*OBJECTIVE*:
Write out every record in full, exactly as written, please.

*TASK INPUTS*:
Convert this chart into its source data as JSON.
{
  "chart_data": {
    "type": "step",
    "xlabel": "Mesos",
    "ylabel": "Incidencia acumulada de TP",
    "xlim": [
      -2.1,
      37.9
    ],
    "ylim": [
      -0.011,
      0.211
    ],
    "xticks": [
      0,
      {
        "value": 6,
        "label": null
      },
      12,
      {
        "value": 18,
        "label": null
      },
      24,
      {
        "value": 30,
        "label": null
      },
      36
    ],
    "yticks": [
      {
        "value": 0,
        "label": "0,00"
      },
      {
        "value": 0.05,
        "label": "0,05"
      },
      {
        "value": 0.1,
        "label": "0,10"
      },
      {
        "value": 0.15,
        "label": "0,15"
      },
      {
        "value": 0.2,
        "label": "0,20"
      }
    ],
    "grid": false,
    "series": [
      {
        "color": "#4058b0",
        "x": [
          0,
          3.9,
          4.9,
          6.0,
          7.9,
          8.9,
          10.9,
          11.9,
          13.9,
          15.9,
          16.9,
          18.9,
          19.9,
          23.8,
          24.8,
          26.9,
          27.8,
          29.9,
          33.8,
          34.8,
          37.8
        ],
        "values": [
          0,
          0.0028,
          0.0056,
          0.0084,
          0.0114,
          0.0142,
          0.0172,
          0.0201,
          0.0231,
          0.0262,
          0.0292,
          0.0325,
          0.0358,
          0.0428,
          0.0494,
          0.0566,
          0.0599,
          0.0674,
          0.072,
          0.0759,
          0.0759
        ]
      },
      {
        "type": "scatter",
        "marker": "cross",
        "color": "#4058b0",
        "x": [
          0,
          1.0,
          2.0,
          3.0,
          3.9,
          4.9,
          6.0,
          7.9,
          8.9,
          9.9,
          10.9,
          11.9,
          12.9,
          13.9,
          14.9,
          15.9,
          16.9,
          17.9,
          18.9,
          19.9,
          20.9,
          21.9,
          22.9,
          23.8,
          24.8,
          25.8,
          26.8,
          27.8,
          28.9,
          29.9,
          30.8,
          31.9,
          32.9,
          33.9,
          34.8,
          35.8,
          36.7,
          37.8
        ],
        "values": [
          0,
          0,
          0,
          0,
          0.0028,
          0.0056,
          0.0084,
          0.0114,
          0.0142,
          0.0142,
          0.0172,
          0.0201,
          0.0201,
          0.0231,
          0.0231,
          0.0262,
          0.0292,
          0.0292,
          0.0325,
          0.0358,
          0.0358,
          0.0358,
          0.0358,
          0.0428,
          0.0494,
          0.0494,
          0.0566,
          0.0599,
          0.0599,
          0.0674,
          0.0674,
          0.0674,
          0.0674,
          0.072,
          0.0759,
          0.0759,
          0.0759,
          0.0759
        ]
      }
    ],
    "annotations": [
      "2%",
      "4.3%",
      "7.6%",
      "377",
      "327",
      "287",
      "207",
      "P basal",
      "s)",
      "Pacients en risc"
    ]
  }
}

*RESULT OF THIS EXERCISE*:
Convert this chart into its source data as JSON.
{
  "chart_data": {
    "type": "step",
    "xlabel": "Mesos",
    "ylabel": "Incidencia acumulada de TP",
    "xlim": [
      -2.1,
      37.9
    ],
    "ylim": [
      -0.011,
      0.211
    ],
    "xticks": [
      0,
      {
        "value": 6,
        "label": null
      },
      12,
      {
        "value": 18,
        "label": null
      },
      24,
      {
        "value": 30,
        "label": null
      },
      36
    ],
    "yticks": [
      {
        "value": 0,
        "label": "0,00"
      },
      {
        "value": 0.05,
        "label": "0,05"
      },
      {
        "value": 0.1,
        "label": "0,10"
      },
      {
        "value": 0.15,
        "label": "0,15"
      },
      {
        "value": 0.2,
        "label": "0,20"
      }
    ],
    "grid": false,
    "series": [
      {
        "color": "#4058b0",
        "x": [
          0,
          3.9,
          4.9,
          6.0,
          7.9,
          8.9,
          10.9,
          11.9,
          13.9,
          15.9,
          16.9,
          18.9,
          19.9,
          23.8,
          24.8,
          26.9,
          27.8,
          29.9,
          33.8,
          34.8,
          37.8
        ],
        "values": [
          0,
          0.0028,
          0.0056,
          0.0084,
          0.0114,
          0.0142,
          0.0172,
          0.0201,
          0.0231,
          0.0262,
          0.0292,
          0.0325,
          0.0358,
          0.0428,
          0.0494,
          0.0566,
          0.0599,
          0.0674,
          0.072,
          0.0759,
          0.0759
        ]
      },
      {
        "type": "scatter",
        "marker": "cross",
        "color": "#4058b0",
        "x": [
          0,
          1.0,
          2.0,
          3.0,
          3.9,
          4.9,
          6.0,
          7.9,
          8.9,
          9.9,
          10.9,
          11.9,
          12.9,
          13.9,
          14.9,
          15.9,
          16.9,
          17.9,
          18.9,
          19.9,
          20.9,
          21.9,
          22.9,
          23.8,
          24.8,
          25.8,
          26.8,
          27.8,
          28.9,
          29.9,
          30.8,
          31.9,
          32.9,
          33.9,
          34.8,
          35.8,
          36.7,
          37.8
        ],
        "values": [
          0,
          0,
          0,
          0,
          0.0028,
          0.0056,
          0.0084,
          0.0114,
          0.0142,
          0.0142,
          0.0172,
          0.0201,
          0.0201,
          0.0231,
          0.0231,
          0.0262,
          0.0292,
          0.0292,
          0.0325,
          0.0358,
          0.0358,
          0.0358,
          0.0358,
          0.0428,
          0.0494,
          0.0494,
          0.0566,
          0.0599,
          0.0599,
          0.0674,
          0.0674,
          0.0674,
          0.0674,
          0.072,
          0.0759,
          0.0759,
          0.0759,
          0.0759
        ]
      }
    ],
    "annotations": [
      "2%",
      "4.3%",
      "7.6%",
      "377",
      "327",
      "287",
      "207",
      "P basal",
      "s)",
      "Pacients en risc"
    ]
  }
}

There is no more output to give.